(Extracted data entries)
----

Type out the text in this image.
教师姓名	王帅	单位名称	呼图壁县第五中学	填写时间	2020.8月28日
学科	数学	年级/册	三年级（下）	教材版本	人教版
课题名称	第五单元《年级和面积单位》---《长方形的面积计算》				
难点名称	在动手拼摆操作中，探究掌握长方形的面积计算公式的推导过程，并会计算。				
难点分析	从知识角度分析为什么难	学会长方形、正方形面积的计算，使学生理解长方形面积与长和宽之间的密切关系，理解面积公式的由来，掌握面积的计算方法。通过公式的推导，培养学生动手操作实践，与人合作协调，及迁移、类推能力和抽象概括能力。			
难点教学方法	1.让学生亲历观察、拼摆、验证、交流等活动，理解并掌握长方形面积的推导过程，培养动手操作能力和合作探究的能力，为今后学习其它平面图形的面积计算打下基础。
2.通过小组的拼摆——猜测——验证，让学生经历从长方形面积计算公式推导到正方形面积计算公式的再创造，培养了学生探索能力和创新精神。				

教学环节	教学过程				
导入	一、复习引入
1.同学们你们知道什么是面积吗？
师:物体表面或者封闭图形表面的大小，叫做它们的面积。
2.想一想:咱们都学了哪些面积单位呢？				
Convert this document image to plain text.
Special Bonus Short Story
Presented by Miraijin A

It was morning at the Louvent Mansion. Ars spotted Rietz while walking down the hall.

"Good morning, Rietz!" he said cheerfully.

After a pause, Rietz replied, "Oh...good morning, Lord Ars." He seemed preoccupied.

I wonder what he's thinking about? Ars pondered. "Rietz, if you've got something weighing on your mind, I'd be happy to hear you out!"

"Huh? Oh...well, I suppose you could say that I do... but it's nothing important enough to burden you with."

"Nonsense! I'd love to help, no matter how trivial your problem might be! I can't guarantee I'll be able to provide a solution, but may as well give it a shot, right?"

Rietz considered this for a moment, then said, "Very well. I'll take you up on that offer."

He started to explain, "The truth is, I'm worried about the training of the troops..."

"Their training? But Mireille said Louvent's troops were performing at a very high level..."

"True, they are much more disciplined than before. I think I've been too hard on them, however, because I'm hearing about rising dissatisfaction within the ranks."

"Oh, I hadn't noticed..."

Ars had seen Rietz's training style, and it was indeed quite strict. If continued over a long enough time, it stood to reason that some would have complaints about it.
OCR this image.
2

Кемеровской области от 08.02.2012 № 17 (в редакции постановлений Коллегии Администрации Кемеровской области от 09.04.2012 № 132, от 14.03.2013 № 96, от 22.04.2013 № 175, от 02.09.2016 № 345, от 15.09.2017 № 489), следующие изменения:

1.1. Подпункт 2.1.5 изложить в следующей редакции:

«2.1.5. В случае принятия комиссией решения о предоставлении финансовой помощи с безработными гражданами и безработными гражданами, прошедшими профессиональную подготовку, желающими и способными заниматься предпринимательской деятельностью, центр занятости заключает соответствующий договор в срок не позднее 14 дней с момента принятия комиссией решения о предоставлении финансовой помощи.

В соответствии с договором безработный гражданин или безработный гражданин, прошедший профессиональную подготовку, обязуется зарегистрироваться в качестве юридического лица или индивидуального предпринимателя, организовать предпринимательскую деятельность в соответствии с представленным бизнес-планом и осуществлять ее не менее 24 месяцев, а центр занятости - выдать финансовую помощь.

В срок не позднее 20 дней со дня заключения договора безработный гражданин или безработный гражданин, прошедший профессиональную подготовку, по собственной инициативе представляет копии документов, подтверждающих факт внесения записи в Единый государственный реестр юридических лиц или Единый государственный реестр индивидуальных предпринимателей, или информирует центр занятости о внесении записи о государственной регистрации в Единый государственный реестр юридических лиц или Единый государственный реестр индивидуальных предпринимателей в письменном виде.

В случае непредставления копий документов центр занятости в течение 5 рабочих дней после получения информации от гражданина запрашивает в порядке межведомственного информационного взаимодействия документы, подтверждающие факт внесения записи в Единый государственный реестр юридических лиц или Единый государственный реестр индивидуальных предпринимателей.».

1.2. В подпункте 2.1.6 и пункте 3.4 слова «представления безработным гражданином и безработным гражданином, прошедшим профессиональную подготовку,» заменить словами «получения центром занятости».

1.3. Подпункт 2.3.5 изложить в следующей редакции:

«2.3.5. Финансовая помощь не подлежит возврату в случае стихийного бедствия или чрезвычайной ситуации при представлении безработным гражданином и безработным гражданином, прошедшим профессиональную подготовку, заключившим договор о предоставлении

----

DIRECTION: Output the listing above word for word.

SOLUTION TO THE PROBLEM:
Type out the text in this image.
教师姓名	王帅	单位名称	呼图壁县第五中学	填写时间	2020.8月28日
学科	数学	年级/册	三年级（下）	教材版本	人教版
课题名称	第五单元《年级和面积单位》---《长方形的面积计算》				
难点名称	在动手拼摆操作中，探究掌握长方形的面积计算公式的推导过程，并会计算。				
难点分析	从知识角度分析为什么难	学会长方形、正方形面积的计算，使学生理解长方形面积与长和宽之间的密切关系，理解面积公式的由来，掌握面积的计算方法。通过公式的推导，培养学生动手操作实践，与人合作协调，及迁移、类推能力和抽象概括能力。			
难点教学方法	1.让学生亲历观察、拼摆、验证、交流等活动，理解并掌握长方形面积的推导过程，培养动手操作能力和合作探究的能力，为今后学习其它平面图形的面积计算打下基础。
2.通过小组的拼摆——猜测——验证，让学生经历从长方形面积计算公式推导到正方形面积计算公式的再创造，培养了学生探索能力和创新精神。				

教学环节	教学过程				
导入	一、复习引入
1.同学们你们知道什么是面积吗？
师:物体表面或者封闭图形表面的大小，叫做它们的面积。
2.想一想:咱们都学了哪些面积单位呢？				
Convert this document image to plain text.
Special Bonus Short Story
Presented by Miraijin A

It was morning at the Louvent Mansion. Ars spotted Rietz while walking down the hall.

"Good morning, Rietz!" he said cheerfully.

After a pause, Rietz replied, "Oh...good morning, Lord Ars." He seemed preoccupied.

I wonder what he's thinking about? Ars pondered. "Rietz, if you've got something weighing on your mind, I'd be happy to hear you out!"

"Huh? Oh...well, I suppose you could say that I do... but it's nothing important enough to burden you with."

"Nonsense! I'd love to help, no matter how trivial your problem might be! I can't guarantee I'll be able to provide a solution, but may as well give it a shot, right?"

Rietz considered this for a moment, then said, "Very well. I'll take you up on that offer."

He started to explain, "The truth is, I'm worried about the training of the troops..."

"Their training? But Mireille said Louvent's troops were performing at a very high level..."

"True, they are much more disciplined than before. I think I've been too hard on them, however, because I'm hearing about rising dissatisfaction within the ranks."

"Oh, I hadn't noticed..."

Ars had seen Rietz's training style, and it was indeed quite strict. If continued over a long enough time, it stood to reason that some would have complaints about it.
OCR this image.
2

Кемеровской области от 08.02.2012 № 17 (в редакции постановлений Коллегии Администрации Кемеровской области от 09.04.2012 № 132, от 14.03.2013 № 96, от 22.04.2013 № 175, от 02.09.2016 № 345, от 15.09.2017 № 489), следующие изменения:

1.1. Подпункт 2.1.5 изложить в следующей редакции:

«2.1.5. В случае принятия комиссией решения о предоставлении финансовой помощи с безработными гражданами и безработными гражданами, прошедшими профессиональную подготовку, желающими и способными заниматься предпринимательской деятельностью, центр занятости заключает соответствующий договор в срок не позднее 14 дней с момента принятия комиссией решения о предоставлении финансовой помощи.

В соответствии с договором безработный гражданин или безработный гражданин, прошедший профессиональную подготовку, обязуется зарегистрироваться в качестве юридического лица или индивидуального предпринимателя, организовать предпринимательскую деятельность в соответствии с представленным бизнес-планом и осуществлять ее не менее 24 месяцев, а центр занятости - выдать финансовую помощь.

В срок не позднее 20 дней со дня заключения договора безработный гражданин или безработный гражданин, прошедший профессиональную подготовку, по собственной инициативе представляет копии документов, подтверждающих факт внесения записи в Единый государственный реестр юридических лиц или Единый государственный реестр индивидуальных предпринимателей, или информирует центр занятости о внесении записи о государственной регистрации в Единый государственный реестр юридических лиц или Единый государственный реестр индивидуальных предпринимателей в письменном виде.

В случае непредставления копий документов центр занятости в течение 5 рабочих дней после получения информации от гражданина запрашивает в порядке межведомственного информационного взаимодействия документы, подтверждающие факт внесения записи в Единый государственный реестр юридических лиц или Единый государственный реестр индивидуальных предпринимателей.».

1.2. В подпункте 2.1.6 и пункте 3.4 слова «представления безработным гражданином и безработным гражданином, прошедшим профессиональную подготовку,» заменить словами «получения центром занятости».

1.3. Подпункт 2.3.5 изложить в следующей редакции:

«2.3.5. Финансовая помощь не подлежит возврату в случае стихийного бедствия или чрезвычайной ситуации при представлении безработным гражданином и безработным гражданином, прошедшим профессиональную подготовку, заключившим договор о предоставлении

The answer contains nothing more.